Input:
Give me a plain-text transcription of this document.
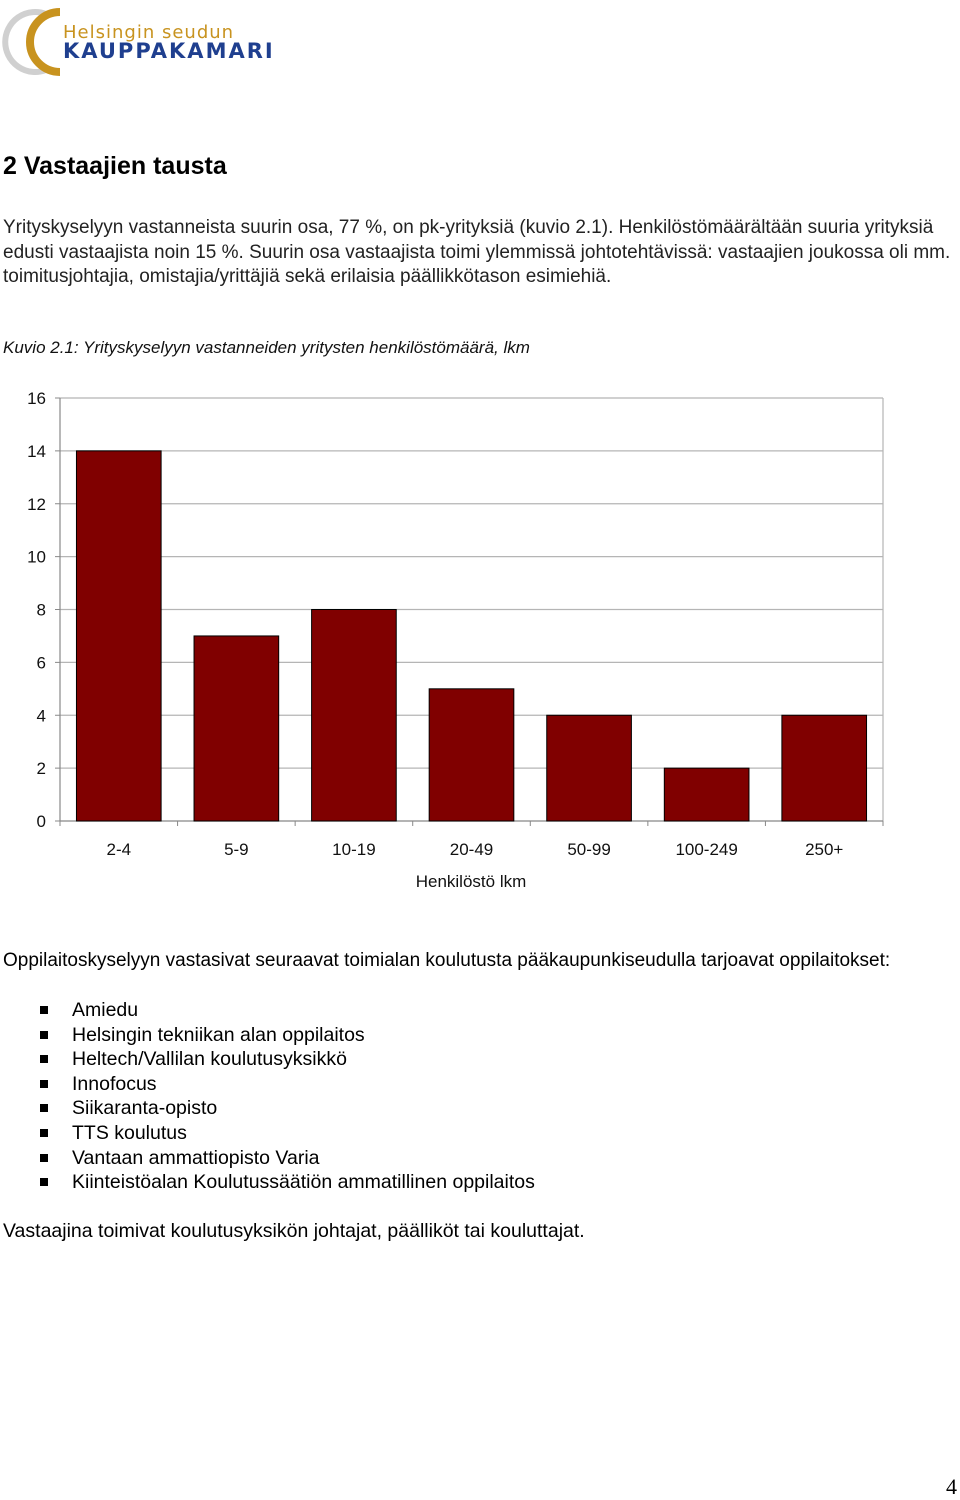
Helsingin seudun
KAUPPAKAMARI
2 Vastaajien tausta

Yrityskyselyyn vastanneista suurin osa, 77 %, on pk-yrityksiä (kuvio 2.1). Henkilöstömäärältään suuria yrityksiä edusti vastaajista noin 15 %. Suurin osa vastaajista toimi ylemmissä johtotehtävissä: vastaajien joukossa oli mm. toimitusjohtajia, omistajia/yrittäjiä sekä erilaisia päällikkötason esimiehiä.

Kuvio 2.1: Yrityskyselyyn vastanneiden yritysten henkilöstömäärä, lkm

0
2
4
6
8
10
12
14
16
2-4	5-9	10-19	20-49	50-99	100-249	250+
Henkilöstö lkm

Oppilaitoskyselyyn vastasivat seuraavat toimialan koulutusta pääkaupunkiseudulla tarjoavat oppilaitokset:

Amiedu
Helsingin tekniikan alan oppilaitos
Heltech/Vallilan koulutusyksikkö
Innofocus
Siikaranta-opisto
TTS koulutus
Vantaan ammattiopisto Varia
Kiinteistöalan Koulutussäätiön ammatillinen oppilaitos

Vastaajina toimivat koulutusyksikön johtajat, päälliköt tai kouluttajat.

4
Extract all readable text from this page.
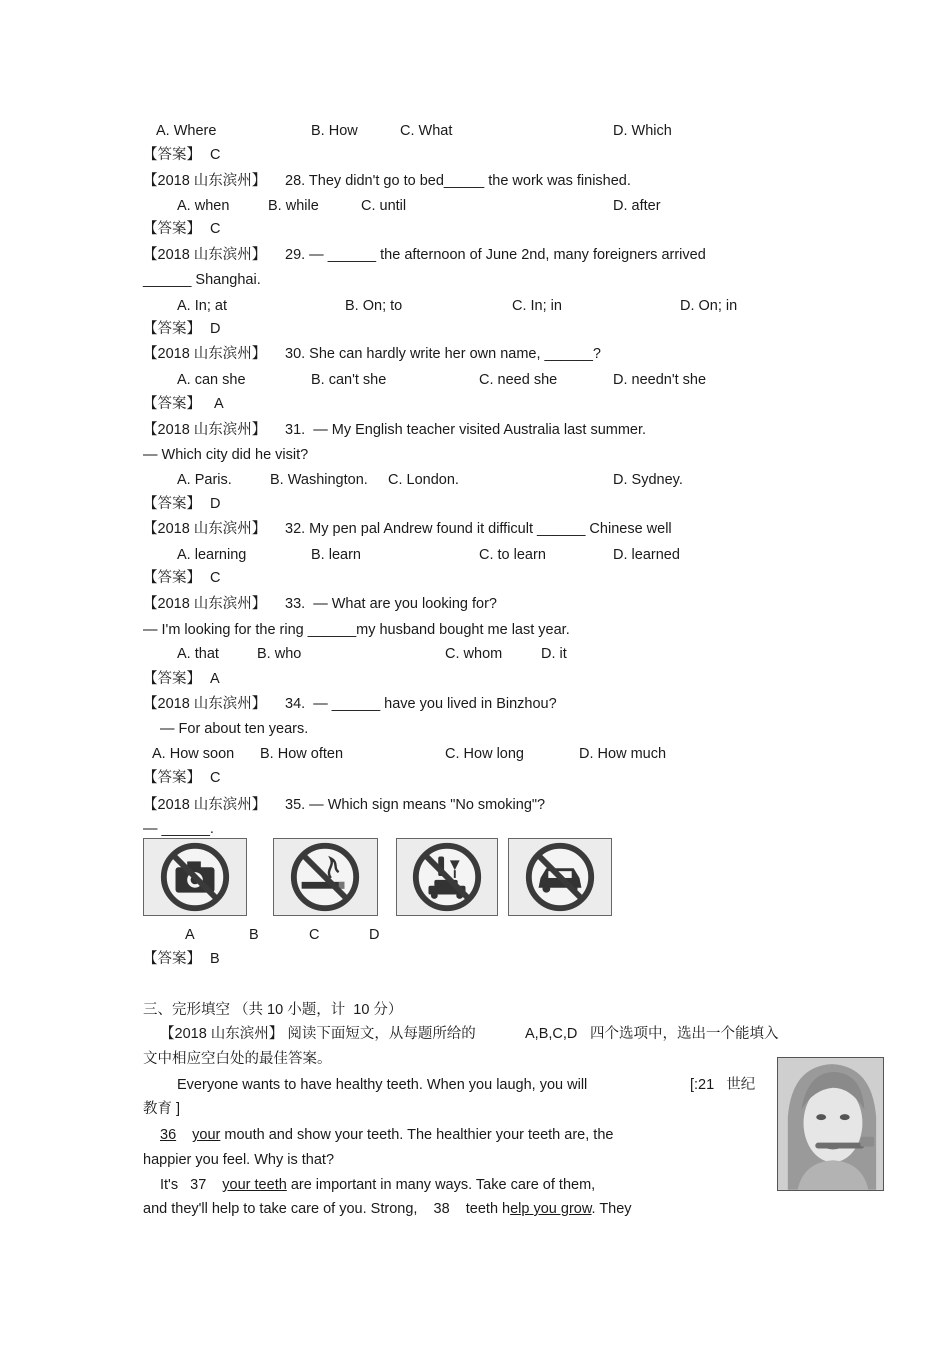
A. Where	B. How	C. What	D. Which
【答案】 C
【2018 山东滨州】 28. They didn't go to bed_____ the work was finished.
A. when	B. while	C. until	D. after
【答案】 C
【2018 山东滨州】 29. — ______ the afternoon of June 2nd, many foreigners arrived
______ Shanghai.
A. In; at	B. On; to	C. In; in	D. On; in
【答案】 D
【2018 山东滨州】 30. She can hardly write her own name, ______?
A. can she	B. can't she	C. need she	D. needn't she
【答案】 A
【2018 山东滨州】 31.  — My English teacher visited Australia last summer.
— Which city did he visit?
A. Paris.	B. Washington. C. London.	D. Sydney.
【答案】 D
【2018 山东滨州】 32. My pen pal Andrew found it difficult ______ Chinese well
A. learning	B. learn	C. to learn	D. learned
【答案】 C
【2018 山东滨州】 33.  — What are you looking for?
— I'm looking for the ring ______my husband bought me last year.
A. that	B. who	C. whom	D. it
【答案】 A
【2018 山东滨州】 34.  — ______ have you lived in Binzhou?
— For about ten years.
A. How soon B. How often	C. How long	D. How much
【答案】 C
【2018 山东滨州】 35. — Which sign means "No smoking"?
— ______.
A	B	C	D
【答案】 B
三、完形填空 （共 10 小题，计  10 分）
【2018 山东滨州】 阅读下面短文，从每题所给的	A,B,C,D 四个选项中，选出一个能填入
文中相应空白处的最佳答案。
Everyone wants to have healthy teeth. When you laugh, you will	[:21   世纪
教育 ]
36 your mouth and show your teeth. The healthier your teeth are, the
happier you feel. Why is that?
It's   37 your teeth are important in many ways. Take care of them,
and they'll help to take care of you. Strong,    38    teeth help you grow. They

Short task: Produce an exact copy of each line of data, skipping embedded images.

Correct result:
Give me a plain-text transcription of this document.
Helsingin seudun
KAUPPAKAMARI
2 Vastaajien tausta

Yrityskyselyyn vastanneista suurin osa, 77 %, on pk-yrityksiä (kuvio 2.1). Henkilöstömäärältään suuria yrityksiä edusti vastaajista noin 15 %. Suurin osa vastaajista toimi ylemmissä johtotehtävissä: vastaajien joukossa oli mm. toimitusjohtajia, omistajia/yrittäjiä sekä erilaisia päällikkötason esimiehiä.

Kuvio 2.1: Yrityskyselyyn vastanneiden yritysten henkilöstömäärä, lkm

0
2
4
6
8
10
12
14
16
2-4	5-9	10-19	20-49	50-99	100-249	250+
Henkilöstö lkm

Oppilaitoskyselyyn vastasivat seuraavat toimialan koulutusta pääkaupunkiseudulla tarjoavat oppilaitokset:

Amiedu
Helsingin tekniikan alan oppilaitos
Heltech/Vallilan koulutusyksikkö
Innofocus
Siikaranta-opisto
TTS koulutus
Vantaan ammattiopisto Varia
Kiinteistöalan Koulutussäätiön ammatillinen oppilaitos

Vastaajina toimivat koulutusyksikön johtajat, päälliköt tai kouluttajat.

4
Extract all readable text from this page.
A. Where	B. How	C. What	D. Which
【答案】 C
【2018 山东滨州】 28. They didn't go to bed_____ the work was finished.
A. when	B. while	C. until	D. after
【答案】 C
【2018 山东滨州】 29. — ______ the afternoon of June 2nd, many foreigners arrived
______ Shanghai.
A. In; at	B. On; to	C. In; in	D. On; in
【答案】 D
【2018 山东滨州】 30. She can hardly write her own name, ______?
A. can she	B. can't she	C. need she	D. needn't she
【答案】 A
【2018 山东滨州】 31.  — My English teacher visited Australia last summer.
— Which city did he visit?
A. Paris.	B. Washington. C. London.	D. Sydney.
【答案】 D
【2018 山东滨州】 32. My pen pal Andrew found it difficult ______ Chinese well
A. learning	B. learn	C. to learn	D. learned
【答案】 C
【2018 山东滨州】 33.  — What are you looking for?
— I'm looking for the ring ______my husband bought me last year.
A. that	B. who	C. whom	D. it
【答案】 A
【2018 山东滨州】 34.  — ______ have you lived in Binzhou?
— For about ten years.
A. How soon B. How often	C. How long	D. How much
【答案】 C
【2018 山东滨州】 35. — Which sign means "No smoking"?
— ______.
A	B	C	D
【答案】 B
三、完形填空 （共 10 小题，计  10 分）
【2018 山东滨州】 阅读下面短文，从每题所给的	A,B,C,D 四个选项中，选出一个能填入
文中相应空白处的最佳答案。
Everyone wants to have healthy teeth. When you laugh, you will	[:21   世纪
教育 ]
36 your mouth and show your teeth. The healthier your teeth are, the
happier you feel. Why is that?
It's   37 your teeth are important in many ways. Take care of them,
and they'll help to take care of you. Strong,    38    teeth help you grow. They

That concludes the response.